▼
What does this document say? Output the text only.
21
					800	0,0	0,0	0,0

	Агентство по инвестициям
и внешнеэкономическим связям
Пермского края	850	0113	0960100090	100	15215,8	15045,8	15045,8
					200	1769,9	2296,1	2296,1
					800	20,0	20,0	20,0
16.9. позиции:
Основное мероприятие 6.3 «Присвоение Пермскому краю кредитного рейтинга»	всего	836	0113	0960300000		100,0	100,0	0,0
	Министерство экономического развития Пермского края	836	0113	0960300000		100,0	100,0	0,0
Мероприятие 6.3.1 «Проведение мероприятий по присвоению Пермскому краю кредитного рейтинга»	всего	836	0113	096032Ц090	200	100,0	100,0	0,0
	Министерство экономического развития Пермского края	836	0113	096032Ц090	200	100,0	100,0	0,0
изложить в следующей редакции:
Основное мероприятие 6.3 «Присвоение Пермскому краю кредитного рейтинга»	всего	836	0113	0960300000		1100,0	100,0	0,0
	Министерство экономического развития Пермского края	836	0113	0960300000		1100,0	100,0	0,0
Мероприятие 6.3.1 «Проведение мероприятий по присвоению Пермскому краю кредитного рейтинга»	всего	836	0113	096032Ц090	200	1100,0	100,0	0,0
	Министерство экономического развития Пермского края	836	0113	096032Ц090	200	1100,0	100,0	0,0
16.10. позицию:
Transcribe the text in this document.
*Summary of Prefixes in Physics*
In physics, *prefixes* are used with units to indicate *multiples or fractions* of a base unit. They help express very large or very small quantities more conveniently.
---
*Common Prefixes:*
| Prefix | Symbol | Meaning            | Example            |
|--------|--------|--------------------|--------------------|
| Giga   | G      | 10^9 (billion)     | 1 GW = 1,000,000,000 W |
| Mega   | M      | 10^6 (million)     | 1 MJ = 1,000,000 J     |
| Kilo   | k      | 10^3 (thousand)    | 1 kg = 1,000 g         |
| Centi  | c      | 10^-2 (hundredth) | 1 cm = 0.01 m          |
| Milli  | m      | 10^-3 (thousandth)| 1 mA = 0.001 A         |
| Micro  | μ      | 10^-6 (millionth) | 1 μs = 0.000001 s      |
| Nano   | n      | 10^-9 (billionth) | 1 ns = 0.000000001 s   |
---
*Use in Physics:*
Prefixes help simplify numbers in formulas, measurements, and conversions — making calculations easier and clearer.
▲
- WORK REQUIRED -
Make an exact copy of every line in the data.

- SOLUTION BELOW -
What does this document say? Output the text only.
21
					800	0,0	0,0	0,0

	Агентство по инвестициям
и внешнеэкономическим связям
Пермского края	850	0113	0960100090	100	15215,8	15045,8	15045,8
					200	1769,9	2296,1	2296,1
					800	20,0	20,0	20,0
16.9. позиции:
Основное мероприятие 6.3 «Присвоение Пермскому краю кредитного рейтинга»	всего	836	0113	0960300000		100,0	100,0	0,0
	Министерство экономического развития Пермского края	836	0113	0960300000		100,0	100,0	0,0
Мероприятие 6.3.1 «Проведение мероприятий по присвоению Пермскому краю кредитного рейтинга»	всего	836	0113	096032Ц090	200	100,0	100,0	0,0
	Министерство экономического развития Пермского края	836	0113	096032Ц090	200	100,0	100,0	0,0
изложить в следующей редакции:
Основное мероприятие 6.3 «Присвоение Пермскому краю кредитного рейтинга»	всего	836	0113	0960300000		1100,0	100,0	0,0
	Министерство экономического развития Пермского края	836	0113	0960300000		1100,0	100,0	0,0
Мероприятие 6.3.1 «Проведение мероприятий по присвоению Пермскому краю кредитного рейтинга»	всего	836	0113	096032Ц090	200	1100,0	100,0	0,0
	Министерство экономического развития Пермского края	836	0113	096032Ц090	200	1100,0	100,0	0,0
16.10. позицию:
Transcribe the text in this document.
*Summary of Prefixes in Physics*
In physics, *prefixes* are used with units to indicate *multiples or fractions* of a base unit. They help express very large or very small quantities more conveniently.
---
*Common Prefixes:*
| Prefix | Symbol | Meaning            | Example            |
|--------|--------|--------------------|--------------------|
| Giga   | G      | 10^9 (billion)     | 1 GW = 1,000,000,000 W |
| Mega   | M      | 10^6 (million)     | 1 MJ = 1,000,000 J     |
| Kilo   | k      | 10^3 (thousand)    | 1 kg = 1,000 g         |
| Centi  | c      | 10^-2 (hundredth) | 1 cm = 0.01 m          |
| Milli  | m      | 10^-3 (thousandth)| 1 mA = 0.001 A         |
| Micro  | μ      | 10^-6 (millionth) | 1 μs = 0.000001 s      |
| Nano   | n      | 10^-9 (billionth) | 1 ns = 0.000000001 s   |
---
*Use in Physics:*
Prefixes help simplify numbers in formulas, measurements, and conversions — making calculations easier and clearer.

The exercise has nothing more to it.